Exercise details> Could you copy out, character for character, the lines in the records below, starting with the line containing "Text: +: + [843, 84, 858, 102]" and going on through the line containing "Text: =: = [339, 84, 353, 102]", with both of those lines included and nothing else added?
****************************************
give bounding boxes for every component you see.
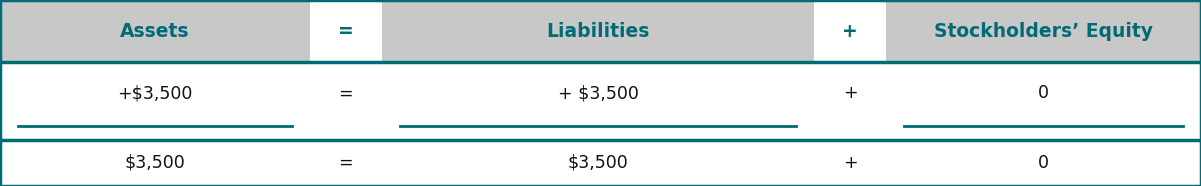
Text: +: + [843, 84, 858, 102]
Text: +: + [842, 22, 859, 41]
Bar [0, 0, 1201, 62]
Text: 0: 0 [1038, 84, 1050, 102]
Text: +: + [843, 154, 858, 172]
Text: 0: 0 [1038, 154, 1050, 172]
Text: =: = [339, 154, 353, 172]
Text: =: = [339, 84, 353, 102]
Text: Assets: Assets [120, 22, 190, 41]
Text: + $3,500: + $3,500 [557, 84, 639, 102]
Text: =: = [337, 22, 354, 41]
Bar [310, 0, 382, 62]
Text: $3,500: $3,500 [125, 154, 185, 172]
Bar [814, 0, 886, 62]
Text: $3,500: $3,500 [568, 154, 628, 172]
Text: +$3,500: +$3,500 [118, 84, 192, 102]
Text: Liabilities: Liabilities [546, 22, 650, 41]
Text: Stockholders’ Equity: Stockholders’ Equity [934, 22, 1153, 41]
****************************************
Response for this exercise>
Text: +: + [843, 84, 858, 102]
Text: +: + [842, 22, 859, 41]
Bar [0, 0, 1201, 62]
Text: 0: 0 [1038, 84, 1050, 102]
Text: +: + [843, 154, 858, 172]
Text: 0: 0 [1038, 154, 1050, 172]
Text: =: = [339, 154, 353, 172]
Text: =: = [339, 84, 353, 102]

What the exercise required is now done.